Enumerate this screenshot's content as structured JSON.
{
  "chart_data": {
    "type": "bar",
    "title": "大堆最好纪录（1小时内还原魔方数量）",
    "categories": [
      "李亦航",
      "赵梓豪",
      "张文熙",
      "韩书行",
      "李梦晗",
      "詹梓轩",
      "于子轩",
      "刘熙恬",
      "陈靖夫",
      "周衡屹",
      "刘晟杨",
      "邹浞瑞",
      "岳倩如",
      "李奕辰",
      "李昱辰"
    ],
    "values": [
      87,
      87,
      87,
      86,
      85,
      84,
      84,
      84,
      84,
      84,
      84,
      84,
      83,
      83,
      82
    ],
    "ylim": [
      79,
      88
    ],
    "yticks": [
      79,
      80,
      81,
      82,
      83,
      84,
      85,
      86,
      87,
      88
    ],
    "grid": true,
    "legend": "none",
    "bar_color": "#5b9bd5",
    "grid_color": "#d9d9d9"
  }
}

##########

**TASK GOAL**
Extract each entry in full and write it down exactly.

**SOLUTION TO THIS EXERCISE**
Enumerate this screenshot's content as structured JSON.
{
  "chart_data": {
    "type": "bar",
    "title": "大堆最好纪录（1小时内还原魔方数量）",
    "categories": [
      "李亦航",
      "赵梓豪",
      "张文熙",
      "韩书行",
      "李梦晗",
      "詹梓轩",
      "于子轩",
      "刘熙恬",
      "陈靖夫",
      "周衡屹",
      "刘晟杨",
      "邹浞瑞",
      "岳倩如",
      "李奕辰",
      "李昱辰"
    ],
    "values": [
      87,
      87,
      87,
      86,
      85,
      84,
      84,
      84,
      84,
      84,
      84,
      84,
      83,
      83,
      82
    ],
    "ylim": [
      79,
      88
    ],
    "yticks": [
      79,
      80,
      81,
      82,
      83,
      84,
      85,
      86,
      87,
      88
    ],
    "grid": true,
    "legend": "none",
    "bar_color": "#5b9bd5",
    "grid_color": "#d9d9d9"
  }
}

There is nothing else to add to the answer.